#### EXERCISE INPUT
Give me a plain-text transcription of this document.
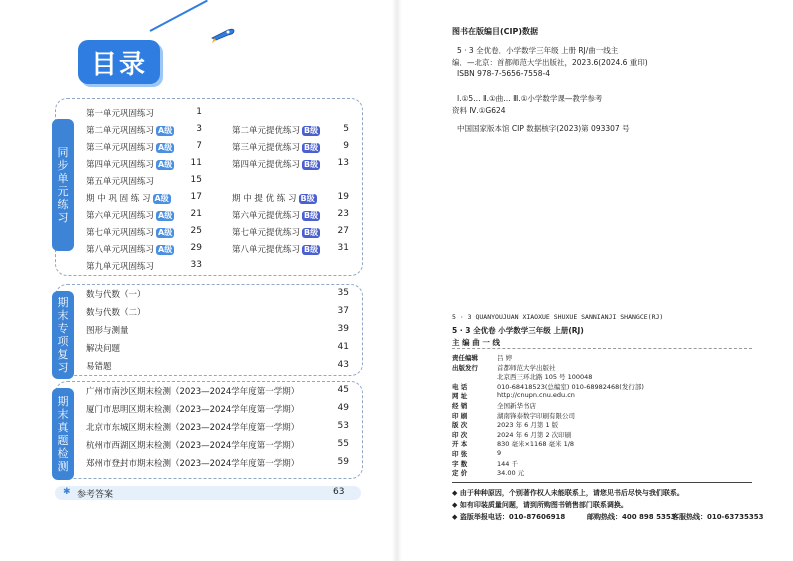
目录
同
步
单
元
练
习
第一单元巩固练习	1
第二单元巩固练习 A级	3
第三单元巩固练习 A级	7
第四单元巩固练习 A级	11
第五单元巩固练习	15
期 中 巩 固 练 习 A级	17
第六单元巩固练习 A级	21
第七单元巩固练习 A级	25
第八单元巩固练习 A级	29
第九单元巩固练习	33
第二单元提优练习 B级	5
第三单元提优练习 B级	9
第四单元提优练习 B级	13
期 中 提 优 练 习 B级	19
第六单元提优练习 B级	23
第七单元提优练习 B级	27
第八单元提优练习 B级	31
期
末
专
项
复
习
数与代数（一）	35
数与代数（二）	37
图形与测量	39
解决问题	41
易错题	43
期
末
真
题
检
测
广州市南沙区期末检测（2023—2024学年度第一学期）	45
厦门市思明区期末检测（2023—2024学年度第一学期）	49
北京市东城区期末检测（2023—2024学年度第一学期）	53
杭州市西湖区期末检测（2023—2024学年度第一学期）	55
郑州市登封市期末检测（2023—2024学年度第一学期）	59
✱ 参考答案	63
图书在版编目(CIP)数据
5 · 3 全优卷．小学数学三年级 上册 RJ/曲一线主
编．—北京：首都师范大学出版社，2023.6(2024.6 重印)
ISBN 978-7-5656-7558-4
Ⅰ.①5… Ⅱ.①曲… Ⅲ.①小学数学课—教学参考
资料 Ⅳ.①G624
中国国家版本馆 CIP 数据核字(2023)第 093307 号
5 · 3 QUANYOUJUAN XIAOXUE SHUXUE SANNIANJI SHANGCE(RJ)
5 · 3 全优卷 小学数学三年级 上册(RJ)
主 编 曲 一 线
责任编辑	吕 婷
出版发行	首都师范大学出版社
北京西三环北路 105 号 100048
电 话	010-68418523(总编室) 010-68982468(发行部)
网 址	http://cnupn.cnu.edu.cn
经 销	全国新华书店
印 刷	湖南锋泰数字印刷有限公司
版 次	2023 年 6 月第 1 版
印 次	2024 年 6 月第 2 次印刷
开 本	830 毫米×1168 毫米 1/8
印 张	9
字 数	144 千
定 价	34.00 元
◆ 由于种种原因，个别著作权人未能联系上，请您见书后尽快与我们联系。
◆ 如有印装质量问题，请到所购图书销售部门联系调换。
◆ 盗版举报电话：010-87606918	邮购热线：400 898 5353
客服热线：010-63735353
########
#### EXERCISE INPUT
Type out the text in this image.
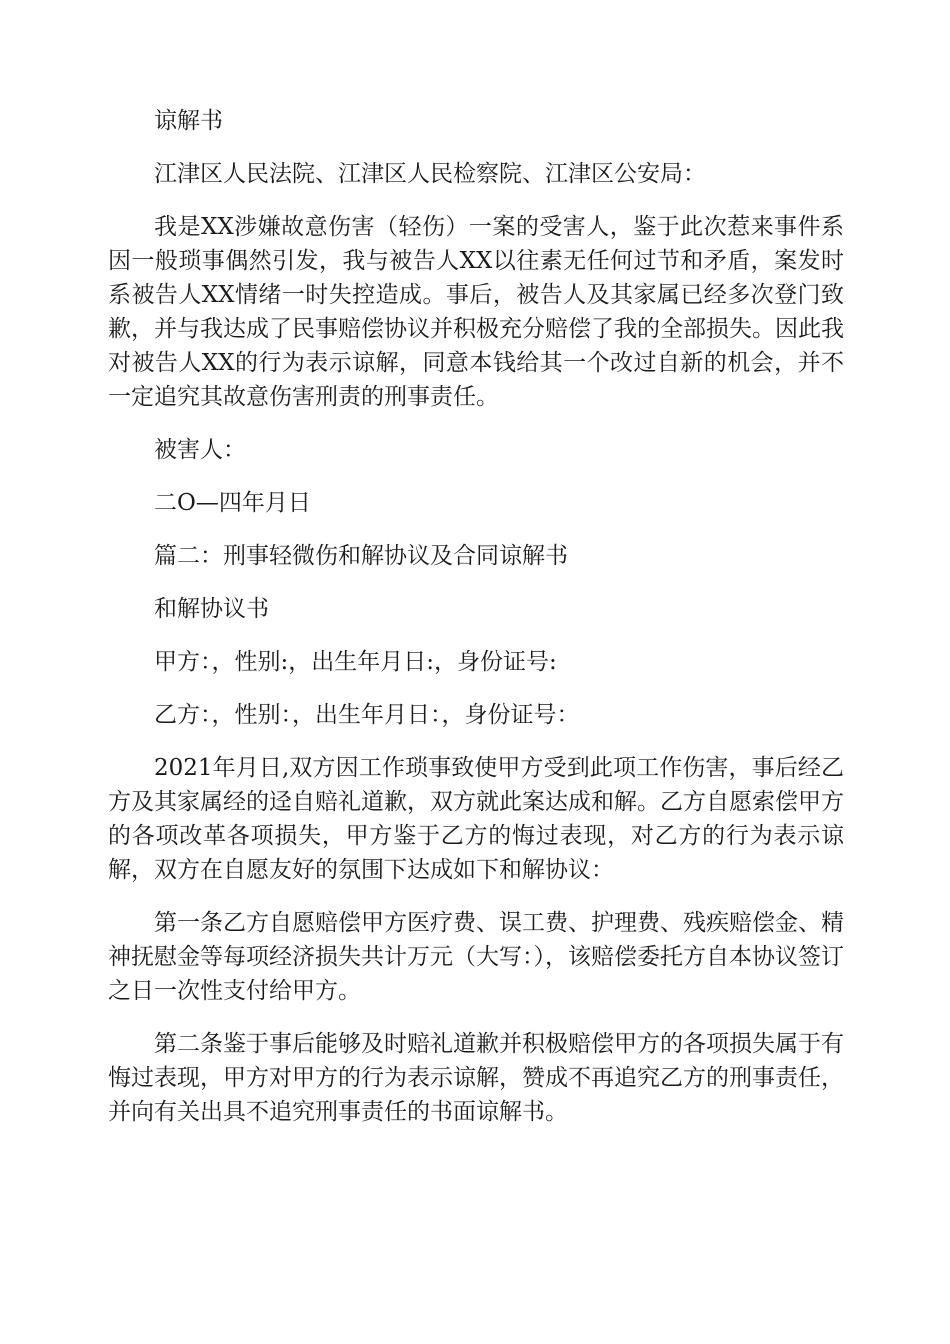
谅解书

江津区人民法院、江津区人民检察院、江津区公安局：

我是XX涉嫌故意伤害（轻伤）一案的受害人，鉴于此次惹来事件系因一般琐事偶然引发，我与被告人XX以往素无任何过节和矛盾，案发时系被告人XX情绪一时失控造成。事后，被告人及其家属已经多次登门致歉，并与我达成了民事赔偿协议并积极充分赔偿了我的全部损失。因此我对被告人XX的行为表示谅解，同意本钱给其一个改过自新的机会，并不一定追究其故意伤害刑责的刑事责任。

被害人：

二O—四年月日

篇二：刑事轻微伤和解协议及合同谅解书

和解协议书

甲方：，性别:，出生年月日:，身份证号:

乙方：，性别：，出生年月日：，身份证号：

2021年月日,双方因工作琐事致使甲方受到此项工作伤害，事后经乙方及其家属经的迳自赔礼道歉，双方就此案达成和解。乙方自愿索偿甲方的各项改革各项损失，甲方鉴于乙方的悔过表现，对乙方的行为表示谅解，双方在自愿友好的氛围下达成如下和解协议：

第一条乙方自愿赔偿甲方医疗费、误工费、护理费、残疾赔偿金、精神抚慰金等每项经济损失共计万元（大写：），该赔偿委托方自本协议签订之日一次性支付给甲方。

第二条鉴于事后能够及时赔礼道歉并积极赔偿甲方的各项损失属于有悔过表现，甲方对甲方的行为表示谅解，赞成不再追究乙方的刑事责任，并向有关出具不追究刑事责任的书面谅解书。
########
#### EXERCISE INPUT
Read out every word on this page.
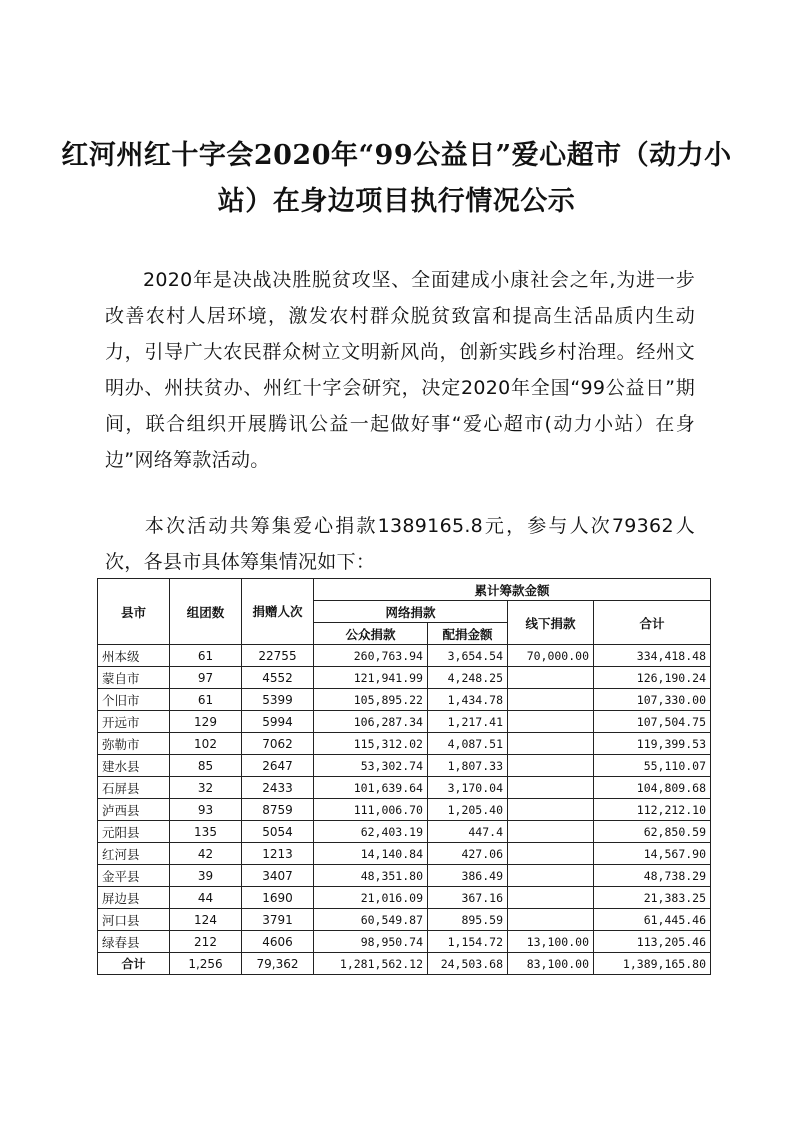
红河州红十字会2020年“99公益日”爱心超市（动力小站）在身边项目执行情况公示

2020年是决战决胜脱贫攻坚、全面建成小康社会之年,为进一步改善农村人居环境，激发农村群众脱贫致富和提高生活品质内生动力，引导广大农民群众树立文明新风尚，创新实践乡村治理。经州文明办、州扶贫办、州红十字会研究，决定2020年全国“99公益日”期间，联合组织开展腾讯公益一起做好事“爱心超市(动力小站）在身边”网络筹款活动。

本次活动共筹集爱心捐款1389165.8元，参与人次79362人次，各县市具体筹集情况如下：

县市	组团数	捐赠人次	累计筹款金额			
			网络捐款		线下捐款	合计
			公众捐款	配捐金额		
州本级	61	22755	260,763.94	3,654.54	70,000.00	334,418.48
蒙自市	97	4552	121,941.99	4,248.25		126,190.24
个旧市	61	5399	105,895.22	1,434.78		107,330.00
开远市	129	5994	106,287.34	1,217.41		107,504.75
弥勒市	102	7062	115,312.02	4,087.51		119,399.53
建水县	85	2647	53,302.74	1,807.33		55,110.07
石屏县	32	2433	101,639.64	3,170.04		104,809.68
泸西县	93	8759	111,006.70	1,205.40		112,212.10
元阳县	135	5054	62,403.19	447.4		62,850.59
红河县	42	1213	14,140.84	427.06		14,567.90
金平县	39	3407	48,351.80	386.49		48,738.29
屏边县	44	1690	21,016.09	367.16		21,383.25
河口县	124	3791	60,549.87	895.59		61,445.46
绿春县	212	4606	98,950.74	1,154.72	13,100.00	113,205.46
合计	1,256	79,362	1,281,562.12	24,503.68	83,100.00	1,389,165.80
########
Copy every line in the records above that contains the word "首都师范大学出版社".

编．—北京：首都师范大学出版社，2023.6(2024.6 重印)
出版发行	首都师范大学出版社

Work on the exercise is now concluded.